Supplied material:
## Start

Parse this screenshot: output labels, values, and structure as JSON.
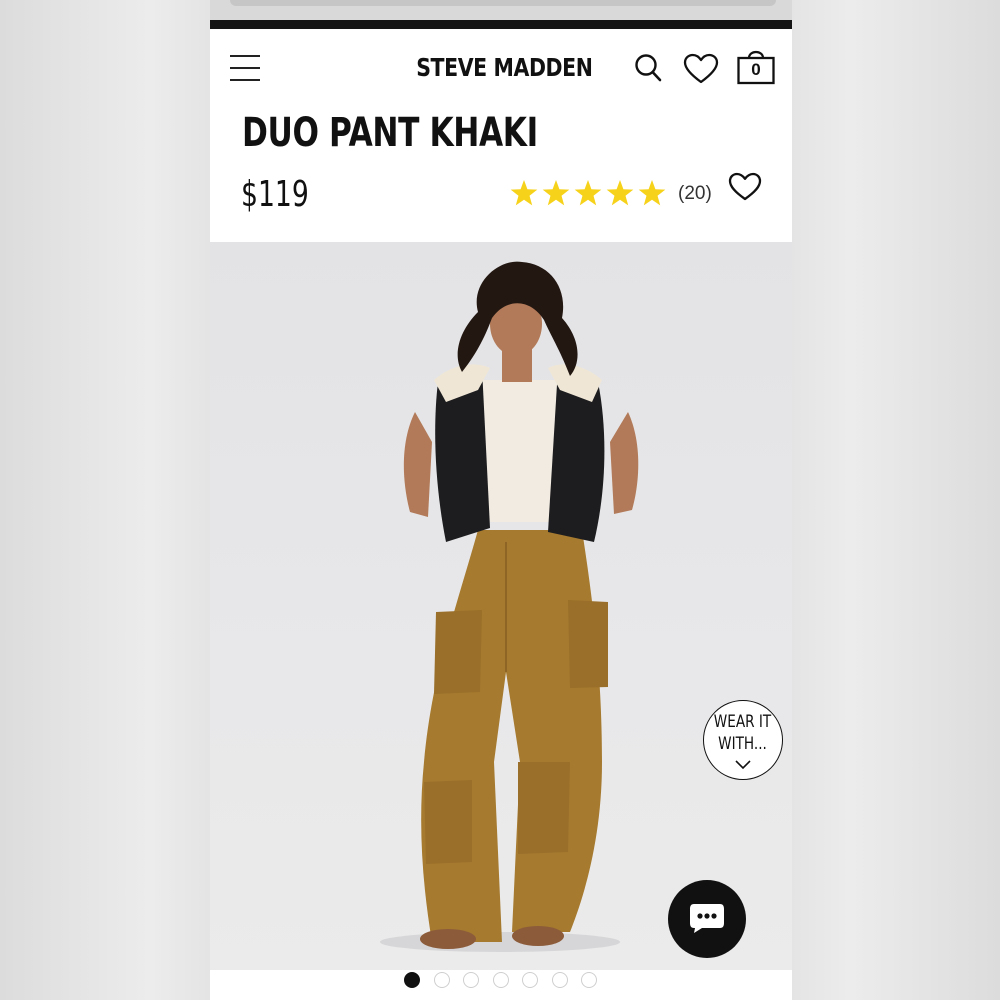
{
  "header": {
    "brand": "STEVE MADDEN",
    "bag_count": "0"
  },
  "product": {
    "title": "DUO PANT KHAKI",
    "price": "$119",
    "rating": 5,
    "review_count": "(20)"
  },
  "wear_it_with": {
    "label": "WEAR IT\nWITH..."
  },
  "gallery": {
    "total_images": 7,
    "active_index": 0
  },
  "colors": {
    "star": "#f6d21a",
    "ink": "#111111",
    "dot_inactive": "#cfcfcf"
  },
  "icons": [
    "menu-icon",
    "search-icon",
    "heart-icon",
    "shopping-bag-icon",
    "star-icon",
    "chevron-down-icon",
    "chat-icon"
  ]
}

## End

The request:
Repeat the material above in full and exactly, omitting the pictures.

Exercise response:
Parse this screenshot: output labels, values, and structure as JSON.
{
  "header": {
    "brand": "STEVE MADDEN",
    "bag_count": "0"
  },
  "product": {
    "title": "DUO PANT KHAKI",
    "price": "$119",
    "rating": 5,
    "review_count": "(20)"
  },
  "wear_it_with": {
    "label": "WEAR IT\nWITH..."
  },
  "gallery": {
    "total_images": 7,
    "active_index": 0
  },
  "colors": {
    "star": "#f6d21a",
    "ink": "#111111",
    "dot_inactive": "#cfcfcf"
  },
  "icons": [
    "menu-icon",
    "search-icon",
    "heart-icon",
    "shopping-bag-icon",
    "star-icon",
    "chevron-down-icon",
    "chat-icon"
  ]
}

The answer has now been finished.